[Stored items from a collection]
-=-=-=-=-
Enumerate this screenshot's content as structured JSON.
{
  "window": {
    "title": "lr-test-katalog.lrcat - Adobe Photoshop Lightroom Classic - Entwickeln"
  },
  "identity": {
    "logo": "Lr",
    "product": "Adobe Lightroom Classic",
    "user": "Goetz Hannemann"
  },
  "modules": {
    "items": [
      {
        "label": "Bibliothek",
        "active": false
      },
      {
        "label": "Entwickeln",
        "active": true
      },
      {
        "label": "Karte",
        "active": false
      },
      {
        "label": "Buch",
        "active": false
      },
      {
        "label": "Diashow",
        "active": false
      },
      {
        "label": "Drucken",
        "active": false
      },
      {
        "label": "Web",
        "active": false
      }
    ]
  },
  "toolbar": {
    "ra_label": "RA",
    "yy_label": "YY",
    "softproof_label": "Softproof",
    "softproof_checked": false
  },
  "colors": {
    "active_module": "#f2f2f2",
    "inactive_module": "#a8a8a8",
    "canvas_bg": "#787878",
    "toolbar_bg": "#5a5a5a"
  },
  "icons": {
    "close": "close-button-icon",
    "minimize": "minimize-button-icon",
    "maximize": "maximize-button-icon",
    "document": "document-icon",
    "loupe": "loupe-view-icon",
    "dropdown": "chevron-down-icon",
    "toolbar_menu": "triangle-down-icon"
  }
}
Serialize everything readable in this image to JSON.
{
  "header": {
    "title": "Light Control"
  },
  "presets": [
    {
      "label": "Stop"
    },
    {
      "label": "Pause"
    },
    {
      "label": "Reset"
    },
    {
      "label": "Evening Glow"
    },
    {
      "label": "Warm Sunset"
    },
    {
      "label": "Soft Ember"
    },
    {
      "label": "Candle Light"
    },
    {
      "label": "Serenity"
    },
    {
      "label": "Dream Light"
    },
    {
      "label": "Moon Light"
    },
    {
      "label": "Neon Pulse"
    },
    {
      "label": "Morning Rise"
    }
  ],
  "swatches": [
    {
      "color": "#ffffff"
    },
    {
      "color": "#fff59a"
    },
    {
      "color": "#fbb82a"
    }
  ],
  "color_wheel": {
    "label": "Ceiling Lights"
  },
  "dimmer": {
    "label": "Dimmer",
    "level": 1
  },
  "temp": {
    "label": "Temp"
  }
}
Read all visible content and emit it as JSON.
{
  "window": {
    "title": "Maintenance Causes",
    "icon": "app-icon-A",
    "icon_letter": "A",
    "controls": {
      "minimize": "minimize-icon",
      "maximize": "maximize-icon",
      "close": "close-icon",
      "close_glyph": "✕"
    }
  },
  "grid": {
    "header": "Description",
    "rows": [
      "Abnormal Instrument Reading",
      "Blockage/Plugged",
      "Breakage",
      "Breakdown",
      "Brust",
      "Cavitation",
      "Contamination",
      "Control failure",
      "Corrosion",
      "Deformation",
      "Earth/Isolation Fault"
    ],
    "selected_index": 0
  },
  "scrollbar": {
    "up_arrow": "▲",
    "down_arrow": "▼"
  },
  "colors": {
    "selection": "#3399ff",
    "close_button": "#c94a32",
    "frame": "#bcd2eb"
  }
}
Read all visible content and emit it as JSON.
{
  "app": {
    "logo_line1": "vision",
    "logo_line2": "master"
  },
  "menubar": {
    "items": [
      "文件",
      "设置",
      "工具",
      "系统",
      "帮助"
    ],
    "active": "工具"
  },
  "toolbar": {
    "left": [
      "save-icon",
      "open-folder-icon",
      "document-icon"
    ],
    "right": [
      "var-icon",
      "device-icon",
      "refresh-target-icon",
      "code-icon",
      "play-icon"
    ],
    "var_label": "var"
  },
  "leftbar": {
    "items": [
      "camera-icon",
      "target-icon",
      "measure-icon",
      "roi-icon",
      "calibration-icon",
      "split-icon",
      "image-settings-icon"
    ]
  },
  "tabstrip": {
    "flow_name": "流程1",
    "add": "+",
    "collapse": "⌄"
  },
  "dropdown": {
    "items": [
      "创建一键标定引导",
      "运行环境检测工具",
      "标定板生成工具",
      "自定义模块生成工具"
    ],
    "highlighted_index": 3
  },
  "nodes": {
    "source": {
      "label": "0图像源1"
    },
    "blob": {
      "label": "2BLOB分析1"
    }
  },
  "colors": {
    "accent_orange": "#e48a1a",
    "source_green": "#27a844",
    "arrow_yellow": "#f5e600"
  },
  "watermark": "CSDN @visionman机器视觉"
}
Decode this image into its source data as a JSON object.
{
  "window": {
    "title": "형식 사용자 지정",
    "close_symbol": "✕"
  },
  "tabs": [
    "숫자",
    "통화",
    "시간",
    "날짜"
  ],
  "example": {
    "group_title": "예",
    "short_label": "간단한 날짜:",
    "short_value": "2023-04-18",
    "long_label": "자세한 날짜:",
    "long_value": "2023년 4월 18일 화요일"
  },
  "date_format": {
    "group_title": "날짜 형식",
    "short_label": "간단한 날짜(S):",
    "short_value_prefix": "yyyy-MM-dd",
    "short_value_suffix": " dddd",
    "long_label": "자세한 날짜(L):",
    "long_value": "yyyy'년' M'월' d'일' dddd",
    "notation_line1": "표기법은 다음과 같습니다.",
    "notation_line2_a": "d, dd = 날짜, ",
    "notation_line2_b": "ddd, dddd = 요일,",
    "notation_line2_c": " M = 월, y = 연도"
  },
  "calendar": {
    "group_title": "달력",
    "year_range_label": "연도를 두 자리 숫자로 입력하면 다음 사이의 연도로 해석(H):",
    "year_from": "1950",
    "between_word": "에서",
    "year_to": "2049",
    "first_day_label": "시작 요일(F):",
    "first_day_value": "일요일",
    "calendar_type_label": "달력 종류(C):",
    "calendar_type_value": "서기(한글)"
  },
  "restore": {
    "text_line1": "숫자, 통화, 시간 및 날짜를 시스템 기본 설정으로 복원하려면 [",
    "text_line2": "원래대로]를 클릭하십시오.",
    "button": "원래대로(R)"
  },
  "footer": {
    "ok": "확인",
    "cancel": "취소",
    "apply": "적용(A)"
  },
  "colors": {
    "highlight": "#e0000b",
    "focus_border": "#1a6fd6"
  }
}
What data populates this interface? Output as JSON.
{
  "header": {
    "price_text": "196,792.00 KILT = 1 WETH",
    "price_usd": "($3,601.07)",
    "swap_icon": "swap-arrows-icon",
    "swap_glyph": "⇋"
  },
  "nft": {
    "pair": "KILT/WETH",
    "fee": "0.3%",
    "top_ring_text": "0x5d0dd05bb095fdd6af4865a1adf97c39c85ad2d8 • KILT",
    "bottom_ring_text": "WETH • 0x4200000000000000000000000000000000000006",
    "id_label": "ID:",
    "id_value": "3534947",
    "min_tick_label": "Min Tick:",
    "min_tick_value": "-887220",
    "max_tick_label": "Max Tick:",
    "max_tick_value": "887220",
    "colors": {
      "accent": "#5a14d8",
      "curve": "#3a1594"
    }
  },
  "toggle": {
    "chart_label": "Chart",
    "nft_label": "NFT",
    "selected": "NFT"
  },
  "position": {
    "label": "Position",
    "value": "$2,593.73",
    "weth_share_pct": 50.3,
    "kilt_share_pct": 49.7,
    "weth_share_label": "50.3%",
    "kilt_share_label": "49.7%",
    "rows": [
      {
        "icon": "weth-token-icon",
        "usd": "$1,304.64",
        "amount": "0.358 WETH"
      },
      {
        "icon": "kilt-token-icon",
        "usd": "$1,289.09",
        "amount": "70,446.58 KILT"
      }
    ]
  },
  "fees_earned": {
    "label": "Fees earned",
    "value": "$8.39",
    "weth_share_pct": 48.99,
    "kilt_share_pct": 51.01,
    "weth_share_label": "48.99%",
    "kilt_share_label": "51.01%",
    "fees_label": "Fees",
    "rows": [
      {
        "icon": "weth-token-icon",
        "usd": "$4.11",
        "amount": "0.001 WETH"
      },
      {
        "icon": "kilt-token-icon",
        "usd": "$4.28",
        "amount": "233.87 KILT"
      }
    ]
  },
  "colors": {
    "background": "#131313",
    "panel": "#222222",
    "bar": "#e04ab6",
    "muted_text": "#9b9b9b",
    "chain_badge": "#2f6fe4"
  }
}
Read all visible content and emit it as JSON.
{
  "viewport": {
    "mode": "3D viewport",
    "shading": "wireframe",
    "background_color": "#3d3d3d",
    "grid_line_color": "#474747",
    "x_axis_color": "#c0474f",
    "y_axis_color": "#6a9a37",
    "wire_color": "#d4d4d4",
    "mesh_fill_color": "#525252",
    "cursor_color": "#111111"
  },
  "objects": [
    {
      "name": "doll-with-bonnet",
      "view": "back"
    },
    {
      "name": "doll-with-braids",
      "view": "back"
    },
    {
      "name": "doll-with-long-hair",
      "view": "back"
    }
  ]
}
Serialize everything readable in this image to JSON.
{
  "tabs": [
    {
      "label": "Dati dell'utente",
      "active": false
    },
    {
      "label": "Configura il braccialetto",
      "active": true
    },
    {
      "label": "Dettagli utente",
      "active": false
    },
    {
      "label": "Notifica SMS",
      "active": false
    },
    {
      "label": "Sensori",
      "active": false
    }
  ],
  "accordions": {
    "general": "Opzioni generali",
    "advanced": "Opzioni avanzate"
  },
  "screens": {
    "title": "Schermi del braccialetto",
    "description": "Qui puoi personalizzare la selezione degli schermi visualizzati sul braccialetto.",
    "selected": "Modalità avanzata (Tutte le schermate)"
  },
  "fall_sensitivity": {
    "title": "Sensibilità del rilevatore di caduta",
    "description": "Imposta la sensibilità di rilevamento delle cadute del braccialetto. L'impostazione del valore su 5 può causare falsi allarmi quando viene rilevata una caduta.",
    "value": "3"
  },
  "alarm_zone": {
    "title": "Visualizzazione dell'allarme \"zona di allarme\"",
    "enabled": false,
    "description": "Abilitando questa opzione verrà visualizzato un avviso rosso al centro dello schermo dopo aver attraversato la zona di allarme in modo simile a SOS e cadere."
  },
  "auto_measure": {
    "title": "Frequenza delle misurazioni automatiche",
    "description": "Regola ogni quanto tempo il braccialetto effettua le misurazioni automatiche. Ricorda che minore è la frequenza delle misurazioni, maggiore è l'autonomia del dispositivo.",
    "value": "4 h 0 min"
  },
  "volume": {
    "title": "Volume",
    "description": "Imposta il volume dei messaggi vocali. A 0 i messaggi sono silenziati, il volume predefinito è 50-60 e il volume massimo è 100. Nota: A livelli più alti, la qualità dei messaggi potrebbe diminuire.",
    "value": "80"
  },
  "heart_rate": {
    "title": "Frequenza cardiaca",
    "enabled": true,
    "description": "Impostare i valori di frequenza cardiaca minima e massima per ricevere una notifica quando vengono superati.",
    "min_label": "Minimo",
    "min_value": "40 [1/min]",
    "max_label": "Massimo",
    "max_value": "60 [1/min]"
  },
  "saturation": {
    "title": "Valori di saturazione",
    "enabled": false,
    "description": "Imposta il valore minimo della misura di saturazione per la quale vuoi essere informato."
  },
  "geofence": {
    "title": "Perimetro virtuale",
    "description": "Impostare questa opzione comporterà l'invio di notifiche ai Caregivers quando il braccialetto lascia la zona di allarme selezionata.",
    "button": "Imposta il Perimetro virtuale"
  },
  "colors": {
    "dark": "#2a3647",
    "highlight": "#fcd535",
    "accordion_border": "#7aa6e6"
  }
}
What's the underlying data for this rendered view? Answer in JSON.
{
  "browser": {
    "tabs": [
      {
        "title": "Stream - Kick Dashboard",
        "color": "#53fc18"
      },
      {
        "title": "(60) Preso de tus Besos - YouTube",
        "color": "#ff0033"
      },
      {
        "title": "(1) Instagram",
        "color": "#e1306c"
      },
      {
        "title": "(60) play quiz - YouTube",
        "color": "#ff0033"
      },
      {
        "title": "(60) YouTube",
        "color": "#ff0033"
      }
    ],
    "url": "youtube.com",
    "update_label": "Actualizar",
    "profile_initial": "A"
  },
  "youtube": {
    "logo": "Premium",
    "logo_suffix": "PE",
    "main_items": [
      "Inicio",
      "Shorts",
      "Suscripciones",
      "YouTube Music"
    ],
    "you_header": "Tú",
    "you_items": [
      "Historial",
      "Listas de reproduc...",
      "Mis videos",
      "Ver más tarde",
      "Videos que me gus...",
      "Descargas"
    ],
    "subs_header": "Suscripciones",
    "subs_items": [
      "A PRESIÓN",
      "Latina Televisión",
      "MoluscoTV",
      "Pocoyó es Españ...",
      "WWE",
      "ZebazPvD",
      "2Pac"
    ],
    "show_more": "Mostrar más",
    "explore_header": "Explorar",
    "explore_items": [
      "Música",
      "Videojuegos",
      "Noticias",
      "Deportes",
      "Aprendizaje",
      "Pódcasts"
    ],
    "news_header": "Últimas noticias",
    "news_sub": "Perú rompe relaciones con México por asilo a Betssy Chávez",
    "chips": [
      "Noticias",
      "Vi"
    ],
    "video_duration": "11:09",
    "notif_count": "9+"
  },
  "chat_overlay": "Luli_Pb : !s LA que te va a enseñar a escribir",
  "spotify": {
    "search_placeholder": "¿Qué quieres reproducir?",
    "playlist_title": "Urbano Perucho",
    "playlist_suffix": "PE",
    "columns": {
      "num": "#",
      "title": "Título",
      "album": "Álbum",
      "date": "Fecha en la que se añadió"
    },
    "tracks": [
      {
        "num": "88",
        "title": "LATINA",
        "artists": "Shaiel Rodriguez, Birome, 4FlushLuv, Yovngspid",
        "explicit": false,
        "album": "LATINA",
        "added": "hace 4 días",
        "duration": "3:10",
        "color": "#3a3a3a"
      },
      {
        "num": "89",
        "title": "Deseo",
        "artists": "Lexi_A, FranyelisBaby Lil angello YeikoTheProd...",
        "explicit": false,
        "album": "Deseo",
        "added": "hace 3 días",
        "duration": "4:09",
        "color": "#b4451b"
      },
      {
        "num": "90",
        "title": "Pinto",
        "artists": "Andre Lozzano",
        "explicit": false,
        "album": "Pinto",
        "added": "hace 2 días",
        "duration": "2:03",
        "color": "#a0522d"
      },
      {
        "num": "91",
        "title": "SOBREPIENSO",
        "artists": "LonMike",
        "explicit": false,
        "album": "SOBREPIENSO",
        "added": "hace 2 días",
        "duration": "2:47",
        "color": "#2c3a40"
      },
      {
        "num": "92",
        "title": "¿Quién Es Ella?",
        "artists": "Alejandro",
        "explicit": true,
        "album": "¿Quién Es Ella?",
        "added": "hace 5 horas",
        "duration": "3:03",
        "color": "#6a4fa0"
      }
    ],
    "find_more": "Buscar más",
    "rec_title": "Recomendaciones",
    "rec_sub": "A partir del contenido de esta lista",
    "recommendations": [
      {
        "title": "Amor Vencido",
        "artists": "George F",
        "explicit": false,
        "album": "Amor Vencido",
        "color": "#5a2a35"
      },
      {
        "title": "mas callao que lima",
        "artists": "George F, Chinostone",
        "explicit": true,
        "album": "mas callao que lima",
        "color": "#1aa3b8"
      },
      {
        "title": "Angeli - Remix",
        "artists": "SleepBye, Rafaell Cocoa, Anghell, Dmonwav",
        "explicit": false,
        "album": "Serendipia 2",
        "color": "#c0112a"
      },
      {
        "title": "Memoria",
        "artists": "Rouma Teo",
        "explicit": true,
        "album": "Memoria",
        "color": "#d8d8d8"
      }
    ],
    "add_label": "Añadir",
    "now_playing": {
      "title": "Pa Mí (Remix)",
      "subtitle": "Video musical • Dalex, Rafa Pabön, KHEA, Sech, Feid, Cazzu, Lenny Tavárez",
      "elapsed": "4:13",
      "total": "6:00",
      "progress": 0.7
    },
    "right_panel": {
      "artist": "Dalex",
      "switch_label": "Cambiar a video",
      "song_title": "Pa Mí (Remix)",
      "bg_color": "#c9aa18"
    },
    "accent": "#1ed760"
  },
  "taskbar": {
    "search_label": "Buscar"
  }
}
-=-=-=-=-
**Challenge:** Where a line in the entries holds the word "Amor", copy that line.

**Complete output:**
        "title": "Amor Vencido",
        "album": "Amor Vencido",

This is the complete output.